**BRIEF**
Output every entry exactly as written.

▬▬▬▬▬▬▬▬▬▬

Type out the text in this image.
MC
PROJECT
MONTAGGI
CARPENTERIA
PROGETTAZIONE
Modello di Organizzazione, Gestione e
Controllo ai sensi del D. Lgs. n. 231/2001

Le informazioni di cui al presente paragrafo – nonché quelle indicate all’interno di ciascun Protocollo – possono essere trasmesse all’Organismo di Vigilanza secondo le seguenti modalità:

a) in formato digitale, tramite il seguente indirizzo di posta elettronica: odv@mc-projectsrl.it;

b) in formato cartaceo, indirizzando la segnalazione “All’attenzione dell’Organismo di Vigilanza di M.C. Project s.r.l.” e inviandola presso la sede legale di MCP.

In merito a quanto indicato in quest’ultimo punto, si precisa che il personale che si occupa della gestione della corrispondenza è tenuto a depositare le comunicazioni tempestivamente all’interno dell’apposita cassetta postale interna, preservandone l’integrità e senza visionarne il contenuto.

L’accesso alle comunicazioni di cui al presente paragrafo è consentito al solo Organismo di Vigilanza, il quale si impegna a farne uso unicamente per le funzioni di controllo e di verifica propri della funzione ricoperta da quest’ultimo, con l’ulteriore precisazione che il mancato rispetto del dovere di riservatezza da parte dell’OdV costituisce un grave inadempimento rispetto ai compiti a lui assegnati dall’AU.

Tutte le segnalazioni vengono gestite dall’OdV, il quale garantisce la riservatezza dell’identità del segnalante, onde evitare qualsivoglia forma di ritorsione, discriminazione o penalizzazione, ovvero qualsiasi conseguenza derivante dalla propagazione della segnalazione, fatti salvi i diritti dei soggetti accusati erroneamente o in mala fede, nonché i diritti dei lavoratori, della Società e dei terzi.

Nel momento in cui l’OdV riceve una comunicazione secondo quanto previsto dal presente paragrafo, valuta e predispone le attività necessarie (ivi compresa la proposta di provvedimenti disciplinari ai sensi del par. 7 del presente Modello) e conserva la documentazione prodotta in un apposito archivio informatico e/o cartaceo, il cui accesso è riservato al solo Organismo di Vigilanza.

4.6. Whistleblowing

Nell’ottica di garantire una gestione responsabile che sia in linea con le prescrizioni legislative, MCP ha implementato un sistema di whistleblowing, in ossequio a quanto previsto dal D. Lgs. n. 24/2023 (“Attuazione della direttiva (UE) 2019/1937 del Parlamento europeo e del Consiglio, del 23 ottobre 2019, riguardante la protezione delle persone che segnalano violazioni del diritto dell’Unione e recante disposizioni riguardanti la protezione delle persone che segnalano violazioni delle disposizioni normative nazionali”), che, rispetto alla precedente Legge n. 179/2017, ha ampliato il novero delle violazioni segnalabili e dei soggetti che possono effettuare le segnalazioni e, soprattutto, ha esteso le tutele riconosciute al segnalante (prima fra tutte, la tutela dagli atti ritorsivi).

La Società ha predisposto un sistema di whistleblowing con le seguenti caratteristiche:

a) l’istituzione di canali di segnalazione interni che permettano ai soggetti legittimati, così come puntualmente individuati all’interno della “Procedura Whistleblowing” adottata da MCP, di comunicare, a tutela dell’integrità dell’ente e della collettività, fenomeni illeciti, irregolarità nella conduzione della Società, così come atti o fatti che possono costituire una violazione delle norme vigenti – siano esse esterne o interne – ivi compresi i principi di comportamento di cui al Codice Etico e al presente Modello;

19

▬▬▬▬▬▬▬▬▬▬

**OUTPUT OF THE TASK**
Type out the text in this image.
MC
PROJECT
MONTAGGI
CARPENTERIA
PROGETTAZIONE
Modello di Organizzazione, Gestione e
Controllo ai sensi del D. Lgs. n. 231/2001

Le informazioni di cui al presente paragrafo – nonché quelle indicate all’interno di ciascun Protocollo – possono essere trasmesse all’Organismo di Vigilanza secondo le seguenti modalità:

a) in formato digitale, tramite il seguente indirizzo di posta elettronica: odv@mc-projectsrl.it;

b) in formato cartaceo, indirizzando la segnalazione “All’attenzione dell’Organismo di Vigilanza di M.C. Project s.r.l.” e inviandola presso la sede legale di MCP.

In merito a quanto indicato in quest’ultimo punto, si precisa che il personale che si occupa della gestione della corrispondenza è tenuto a depositare le comunicazioni tempestivamente all’interno dell’apposita cassetta postale interna, preservandone l’integrità e senza visionarne il contenuto.

L’accesso alle comunicazioni di cui al presente paragrafo è consentito al solo Organismo di Vigilanza, il quale si impegna a farne uso unicamente per le funzioni di controllo e di verifica propri della funzione ricoperta da quest’ultimo, con l’ulteriore precisazione che il mancato rispetto del dovere di riservatezza da parte dell’OdV costituisce un grave inadempimento rispetto ai compiti a lui assegnati dall’AU.

Tutte le segnalazioni vengono gestite dall’OdV, il quale garantisce la riservatezza dell’identità del segnalante, onde evitare qualsivoglia forma di ritorsione, discriminazione o penalizzazione, ovvero qualsiasi conseguenza derivante dalla propagazione della segnalazione, fatti salvi i diritti dei soggetti accusati erroneamente o in mala fede, nonché i diritti dei lavoratori, della Società e dei terzi.

Nel momento in cui l’OdV riceve una comunicazione secondo quanto previsto dal presente paragrafo, valuta e predispone le attività necessarie (ivi compresa la proposta di provvedimenti disciplinari ai sensi del par. 7 del presente Modello) e conserva la documentazione prodotta in un apposito archivio informatico e/o cartaceo, il cui accesso è riservato al solo Organismo di Vigilanza.

4.6. Whistleblowing

Nell’ottica di garantire una gestione responsabile che sia in linea con le prescrizioni legislative, MCP ha implementato un sistema di whistleblowing, in ossequio a quanto previsto dal D. Lgs. n. 24/2023 (“Attuazione della direttiva (UE) 2019/1937 del Parlamento europeo e del Consiglio, del 23 ottobre 2019, riguardante la protezione delle persone che segnalano violazioni del diritto dell’Unione e recante disposizioni riguardanti la protezione delle persone che segnalano violazioni delle disposizioni normative nazionali”), che, rispetto alla precedente Legge n. 179/2017, ha ampliato il novero delle violazioni segnalabili e dei soggetti che possono effettuare le segnalazioni e, soprattutto, ha esteso le tutele riconosciute al segnalante (prima fra tutte, la tutela dagli atti ritorsivi).

La Società ha predisposto un sistema di whistleblowing con le seguenti caratteristiche:

a) l’istituzione di canali di segnalazione interni che permettano ai soggetti legittimati, così come puntualmente individuati all’interno della “Procedura Whistleblowing” adottata da MCP, di comunicare, a tutela dell’integrità dell’ente e della collettività, fenomeni illeciti, irregolarità nella conduzione della Società, così come atti o fatti che possono costituire una violazione delle norme vigenti – siano esse esterne o interne – ivi compresi i principi di comportamento di cui al Codice Etico e al presente Modello;

19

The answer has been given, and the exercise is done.